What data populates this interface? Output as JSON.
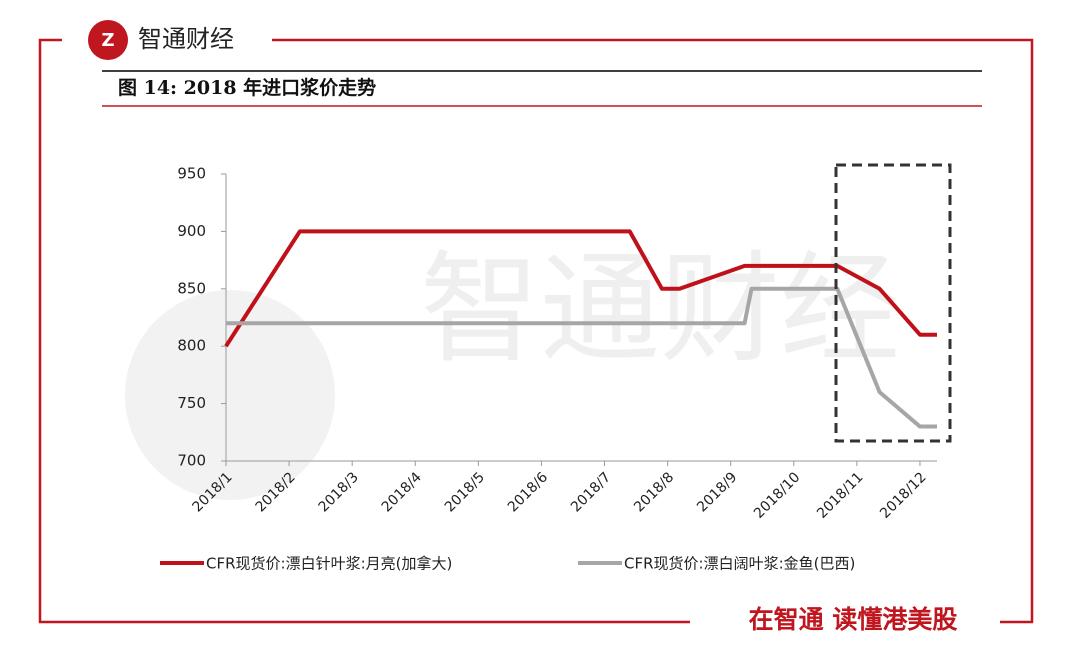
{
  "brand": "智通财经",
  "figure_title": "图 14:  2018 年进口浆价走势",
  "watermark": "智通财经",
  "footer": "在智通  读懂港美股",
  "chart_data": {
    "type": "line",
    "xlim": [
      1,
      12.27
    ],
    "xticks": [
      {
        "value": 1,
        "label": "2018/1"
      },
      {
        "value": 2,
        "label": "2018/2"
      },
      {
        "value": 3,
        "label": "2018/3"
      },
      {
        "value": 4,
        "label": "2018/4"
      },
      {
        "value": 5,
        "label": "2018/5"
      },
      {
        "value": 6,
        "label": "2018/6"
      },
      {
        "value": 7,
        "label": "2018/7"
      },
      {
        "value": 8,
        "label": "2018/8"
      },
      {
        "value": 9,
        "label": "2018/9"
      },
      {
        "value": 10,
        "label": "2018/10"
      },
      {
        "value": 11,
        "label": "2018/11"
      },
      {
        "value": 12,
        "label": "2018/12"
      }
    ],
    "ylim": [
      700,
      950
    ],
    "yticks": [
      700,
      750,
      800,
      850,
      900,
      950
    ],
    "series": [
      {
        "name": "CFR现货价:漂白针叶浆:月亮(加拿大)",
        "color": "#c0111b",
        "x": [
          1,
          2.17,
          7.4,
          7.91,
          8.19,
          9.22,
          10.69,
          11.36,
          12,
          12.27
        ],
        "values": [
          800,
          900,
          900,
          850,
          850,
          870,
          870,
          850,
          810,
          810
        ]
      },
      {
        "name": "CFR现货价:漂白阔叶浆:金鱼(巴西)",
        "color": "#a6a6a6",
        "x": [
          1,
          9.22,
          9.33,
          10.69,
          11.36,
          12,
          12.27
        ],
        "values": [
          820,
          820,
          850,
          850,
          760,
          730,
          730
        ]
      }
    ]
  }
}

--

→ **What the task asks**: Write out all the entries word for word, but skip any images.

→ **Full response**:
What data populates this interface? Output as JSON.
{
  "brand": "智通财经",
  "figure_title": "图 14:  2018 年进口浆价走势",
  "watermark": "智通财经",
  "footer": "在智通  读懂港美股",
  "chart_data": {
    "type": "line",
    "xlim": [
      1,
      12.27
    ],
    "xticks": [
      {
        "value": 1,
        "label": "2018/1"
      },
      {
        "value": 2,
        "label": "2018/2"
      },
      {
        "value": 3,
        "label": "2018/3"
      },
      {
        "value": 4,
        "label": "2018/4"
      },
      {
        "value": 5,
        "label": "2018/5"
      },
      {
        "value": 6,
        "label": "2018/6"
      },
      {
        "value": 7,
        "label": "2018/7"
      },
      {
        "value": 8,
        "label": "2018/8"
      },
      {
        "value": 9,
        "label": "2018/9"
      },
      {
        "value": 10,
        "label": "2018/10"
      },
      {
        "value": 11,
        "label": "2018/11"
      },
      {
        "value": 12,
        "label": "2018/12"
      }
    ],
    "ylim": [
      700,
      950
    ],
    "yticks": [
      700,
      750,
      800,
      850,
      900,
      950
    ],
    "series": [
      {
        "name": "CFR现货价:漂白针叶浆:月亮(加拿大)",
        "color": "#c0111b",
        "x": [
          1,
          2.17,
          7.4,
          7.91,
          8.19,
          9.22,
          10.69,
          11.36,
          12,
          12.27
        ],
        "values": [
          800,
          900,
          900,
          850,
          850,
          870,
          870,
          850,
          810,
          810
        ]
      },
      {
        "name": "CFR现货价:漂白阔叶浆:金鱼(巴西)",
        "color": "#a6a6a6",
        "x": [
          1,
          9.22,
          9.33,
          10.69,
          11.36,
          12,
          12.27
        ],
        "values": [
          820,
          820,
          850,
          850,
          760,
          730,
          730
        ]
      }
    ]
  }
}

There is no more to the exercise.